Shellyne Rodriguez (born 1977) is a visual artist, organizer, and professor based in the Bronx, New York City.

Education 
Rodriguez graduated with a BFA in Visual & Critical Studies from the School of Visual Arts in 2011 and an MFA in Fine Art from CUNY Hunter College in 2014.

Artistic practice 
In 2014, Rodriguez attended the Shandaken Project Residency in Catskills, NY. In 2015, she was the Artist-in-Residence in the Sculpture department at Hunter College, NY. In 2017, Rodriguez collaborated with MoMA to create the Night Studio program a free, six-week art class for NYC residents currently in the process of taking the TASC (Test Assessing Secondary Completion, formerly the GED). In 2018, Rodriguez was awarded the Percent for Art public sculpture commission to create a permanent public sculpture in the Bronx NY. Shellyne has stated that the sculpture will serve as "a monument to the people of the Bronx." In 2018, the Whitney released a video by Rodriguez where she responds and discusses Ja'Tovia Gary's film An Ecstatic Experience.

+++++

GOAL 1
Which residency did Rodriguez attend in 2014, according to the text about Shellyne Rodriguez?
The text and the records are separate material with no connection to each other.

Element and region listings
+++++

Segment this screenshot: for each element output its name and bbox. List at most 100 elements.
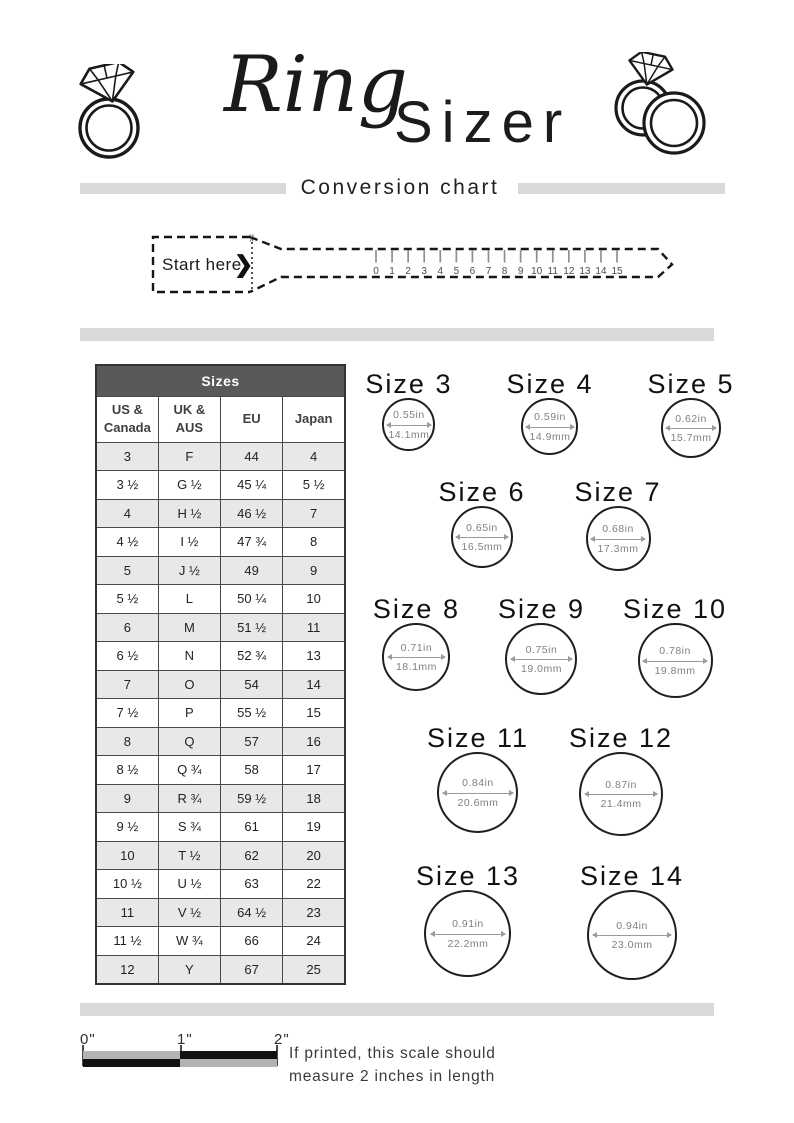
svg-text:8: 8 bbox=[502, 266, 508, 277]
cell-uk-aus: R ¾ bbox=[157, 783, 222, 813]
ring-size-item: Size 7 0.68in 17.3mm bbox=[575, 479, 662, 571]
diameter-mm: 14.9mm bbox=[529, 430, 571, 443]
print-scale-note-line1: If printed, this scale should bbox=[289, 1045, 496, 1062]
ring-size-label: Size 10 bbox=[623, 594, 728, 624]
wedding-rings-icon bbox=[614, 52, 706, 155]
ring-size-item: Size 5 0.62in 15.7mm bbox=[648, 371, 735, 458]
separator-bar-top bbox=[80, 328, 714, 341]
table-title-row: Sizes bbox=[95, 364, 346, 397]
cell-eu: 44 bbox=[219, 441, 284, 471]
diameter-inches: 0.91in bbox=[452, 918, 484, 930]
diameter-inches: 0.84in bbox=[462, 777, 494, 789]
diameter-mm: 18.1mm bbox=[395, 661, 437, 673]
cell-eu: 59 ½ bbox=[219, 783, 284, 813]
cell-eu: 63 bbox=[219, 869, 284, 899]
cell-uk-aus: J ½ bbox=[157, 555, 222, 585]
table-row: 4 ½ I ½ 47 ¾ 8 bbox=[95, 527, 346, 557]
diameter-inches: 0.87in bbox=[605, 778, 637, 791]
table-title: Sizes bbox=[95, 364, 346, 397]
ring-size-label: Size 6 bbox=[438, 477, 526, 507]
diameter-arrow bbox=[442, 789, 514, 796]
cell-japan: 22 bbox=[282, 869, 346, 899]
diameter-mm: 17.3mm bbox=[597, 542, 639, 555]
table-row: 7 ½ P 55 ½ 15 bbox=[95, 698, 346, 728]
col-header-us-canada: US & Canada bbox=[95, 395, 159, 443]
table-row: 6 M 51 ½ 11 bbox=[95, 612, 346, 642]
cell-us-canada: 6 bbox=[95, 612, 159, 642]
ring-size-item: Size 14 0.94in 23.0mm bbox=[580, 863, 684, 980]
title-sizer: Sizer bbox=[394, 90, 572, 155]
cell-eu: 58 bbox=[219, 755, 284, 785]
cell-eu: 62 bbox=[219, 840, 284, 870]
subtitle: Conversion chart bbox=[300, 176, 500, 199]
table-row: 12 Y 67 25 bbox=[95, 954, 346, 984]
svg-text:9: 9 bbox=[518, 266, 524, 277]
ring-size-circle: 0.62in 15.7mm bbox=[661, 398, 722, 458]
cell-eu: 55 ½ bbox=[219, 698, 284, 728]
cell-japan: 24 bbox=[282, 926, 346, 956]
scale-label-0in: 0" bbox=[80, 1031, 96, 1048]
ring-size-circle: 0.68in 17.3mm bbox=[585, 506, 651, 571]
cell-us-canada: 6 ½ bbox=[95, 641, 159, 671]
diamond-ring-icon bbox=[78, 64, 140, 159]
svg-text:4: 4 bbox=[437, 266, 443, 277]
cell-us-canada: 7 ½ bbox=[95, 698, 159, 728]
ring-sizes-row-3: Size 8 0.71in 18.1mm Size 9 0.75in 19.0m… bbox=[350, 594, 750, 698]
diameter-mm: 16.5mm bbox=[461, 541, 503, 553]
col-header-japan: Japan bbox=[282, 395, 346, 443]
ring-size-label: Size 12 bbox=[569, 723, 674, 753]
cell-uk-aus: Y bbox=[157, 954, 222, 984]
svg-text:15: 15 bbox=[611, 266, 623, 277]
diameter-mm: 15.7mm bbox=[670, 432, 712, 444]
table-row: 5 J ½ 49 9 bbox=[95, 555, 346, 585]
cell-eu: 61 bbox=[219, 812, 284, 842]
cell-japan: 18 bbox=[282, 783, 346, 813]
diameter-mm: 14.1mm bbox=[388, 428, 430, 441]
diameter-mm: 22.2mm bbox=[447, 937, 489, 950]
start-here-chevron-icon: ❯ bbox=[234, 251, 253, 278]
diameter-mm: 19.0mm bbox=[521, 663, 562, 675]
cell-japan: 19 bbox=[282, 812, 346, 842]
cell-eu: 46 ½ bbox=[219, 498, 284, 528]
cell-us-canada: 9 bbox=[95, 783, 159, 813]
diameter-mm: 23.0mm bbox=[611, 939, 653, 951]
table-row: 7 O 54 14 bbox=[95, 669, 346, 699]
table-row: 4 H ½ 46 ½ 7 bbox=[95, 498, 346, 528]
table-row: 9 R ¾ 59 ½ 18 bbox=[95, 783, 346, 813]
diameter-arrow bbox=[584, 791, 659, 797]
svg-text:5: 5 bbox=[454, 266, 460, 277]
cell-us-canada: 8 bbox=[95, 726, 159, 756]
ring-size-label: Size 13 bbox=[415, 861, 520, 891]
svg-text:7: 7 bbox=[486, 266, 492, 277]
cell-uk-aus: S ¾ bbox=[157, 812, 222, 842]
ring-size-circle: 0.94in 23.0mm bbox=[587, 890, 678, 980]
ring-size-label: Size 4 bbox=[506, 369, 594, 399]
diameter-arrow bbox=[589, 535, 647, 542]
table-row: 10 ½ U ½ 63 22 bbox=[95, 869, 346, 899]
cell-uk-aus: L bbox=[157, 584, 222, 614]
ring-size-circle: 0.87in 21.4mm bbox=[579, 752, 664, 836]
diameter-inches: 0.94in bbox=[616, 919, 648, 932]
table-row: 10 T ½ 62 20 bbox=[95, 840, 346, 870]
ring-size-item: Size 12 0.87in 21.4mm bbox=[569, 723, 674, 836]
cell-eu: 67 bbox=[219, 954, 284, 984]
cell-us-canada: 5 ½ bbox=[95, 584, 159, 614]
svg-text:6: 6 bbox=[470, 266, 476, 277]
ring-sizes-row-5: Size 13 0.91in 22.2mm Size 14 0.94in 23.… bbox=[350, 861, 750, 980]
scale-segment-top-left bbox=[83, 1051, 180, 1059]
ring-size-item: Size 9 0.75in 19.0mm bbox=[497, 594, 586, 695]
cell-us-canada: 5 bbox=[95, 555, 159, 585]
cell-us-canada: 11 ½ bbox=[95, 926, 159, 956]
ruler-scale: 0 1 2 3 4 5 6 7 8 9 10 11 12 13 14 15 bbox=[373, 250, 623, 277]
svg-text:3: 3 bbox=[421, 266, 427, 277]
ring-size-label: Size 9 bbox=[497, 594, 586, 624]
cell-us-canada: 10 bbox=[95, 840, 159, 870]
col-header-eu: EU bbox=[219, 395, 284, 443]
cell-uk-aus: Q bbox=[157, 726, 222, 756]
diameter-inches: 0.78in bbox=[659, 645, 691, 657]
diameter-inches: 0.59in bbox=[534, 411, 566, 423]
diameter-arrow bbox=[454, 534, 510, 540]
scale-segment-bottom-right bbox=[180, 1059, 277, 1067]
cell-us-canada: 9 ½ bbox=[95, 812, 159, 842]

+++++

GOAL 2
Please copy out the stretch of the records from the line that contains "svg-text:8: 8 bbox=[502, 266, 508, 277]" through the line that contains "wedding-rings-icon bbox=[614, 52, 706, 155]", and nothing else.

WRITTEN ANSWER 1
The Shandaken Project Residency in Catskills, NY.

WRITTEN ANSWER 2
svg-text:8: 8 bbox=[502, 266, 508, 277]
cell-uk-aus: R ¾ bbox=[157, 783, 222, 813]
ring-size-item: Size 7 0.68in 17.3mm bbox=[575, 479, 662, 571]
diameter-mm: 14.9mm bbox=[529, 430, 571, 443]
print-scale-note-line1: If printed, this scale should bbox=[289, 1045, 496, 1062]
ring-size-label: Size 10 bbox=[623, 594, 728, 624]
wedding-rings-icon bbox=[614, 52, 706, 155]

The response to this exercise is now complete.